──────── Listing ────────

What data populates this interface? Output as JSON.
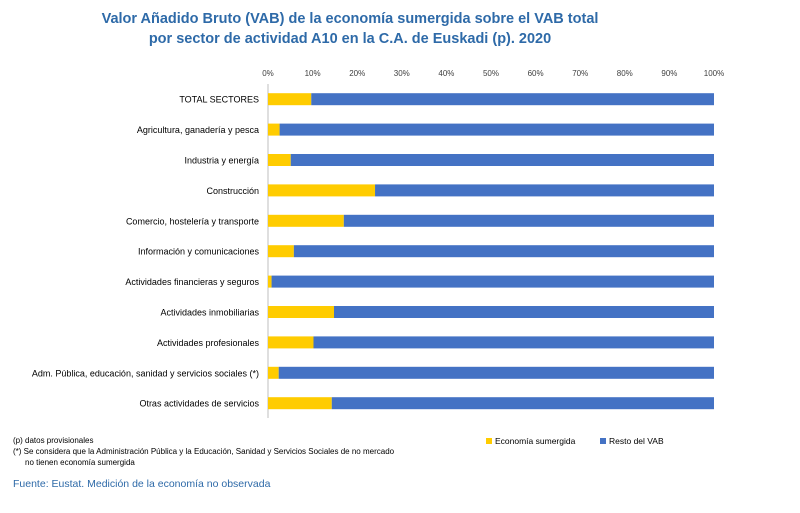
{
  "title_line1": "Valor Añadido Bruto (VAB) de la economía sumergida sobre el VAB total",
  "title_line2": "por sector de actividad A10 en la C.A. de Euskadi (p). 2020",
  "notes": {
    "provisional": "(p) datos provisionales",
    "asterisk_line1": "(*) Se considera que la Administración Pública y la Educación, Sanidad y Servicios Sociales de no mercado",
    "asterisk_line2": "no tienen economía sumergida"
  },
  "source": "Fuente: Eustat. Medición de la economía no observada",
  "colors": {
    "sumergida": "#ffcc00",
    "resto": "#4472c4"
  },
  "chart_data": {
    "type": "bar",
    "orientation": "horizontal",
    "stacked": true,
    "title": "Valor Añadido Bruto (VAB) de la economía sumergida sobre el VAB total por sector de actividad A10 en la C.A. de Euskadi (p). 2020",
    "categories": [
      "TOTAL SECTORES",
      "Agricultura, ganadería y pesca",
      "Industria y energía",
      "Construcción",
      "Comercio, hostelería y transporte",
      "Información y comunicaciones",
      "Actividades financieras y seguros",
      "Actividades inmobiliarias",
      "Actividades profesionales",
      "Adm. Pública, educación, sanidad y servicios sociales (*)",
      "Otras actividades de servicios"
    ],
    "series": [
      {
        "name": "Economía sumergida",
        "values": [
          9.7,
          2.6,
          5.1,
          24.0,
          17.0,
          5.8,
          0.8,
          14.8,
          10.2,
          2.4,
          14.3
        ]
      },
      {
        "name": "Resto del VAB",
        "values": [
          90.3,
          97.4,
          94.9,
          76.0,
          83.0,
          94.2,
          99.2,
          85.2,
          89.8,
          97.6,
          85.7
        ]
      }
    ],
    "xlim": [
      0,
      100
    ],
    "xticks": [
      "0%",
      "10%",
      "20%",
      "30%",
      "40%",
      "50%",
      "60%",
      "70%",
      "80%",
      "90%",
      "100%"
    ],
    "xaxis_position": "top",
    "legend_position": "bottom",
    "grid": false
  }
}
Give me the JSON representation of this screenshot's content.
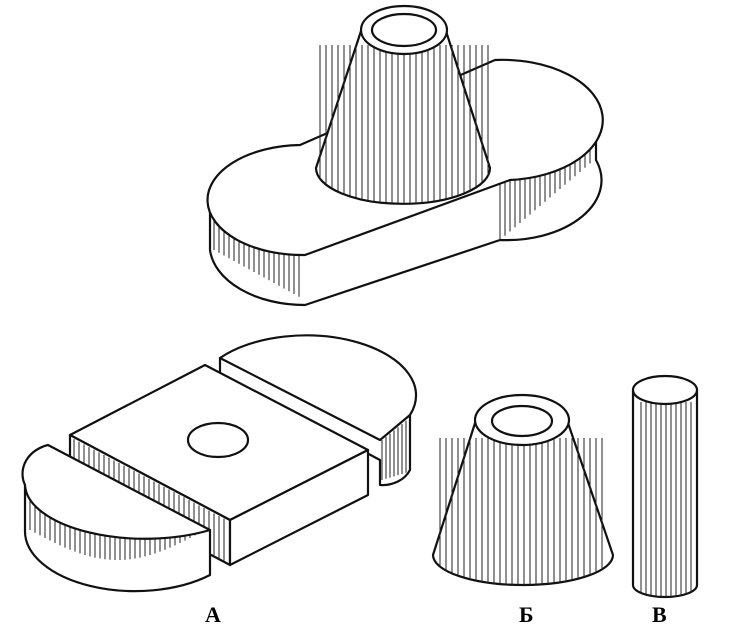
{
  "labels": {
    "part_a": "А",
    "part_b": "Б",
    "part_v": "В"
  },
  "colors": {
    "ink": "#111111",
    "paper": "#ffffff"
  }
}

────────

◆ **Task brief**
Above are the records. Identify each line that contains the word "name".

◆ **Answer**
        "name": "Economía sumergida",
        "name": "Resto del VAB",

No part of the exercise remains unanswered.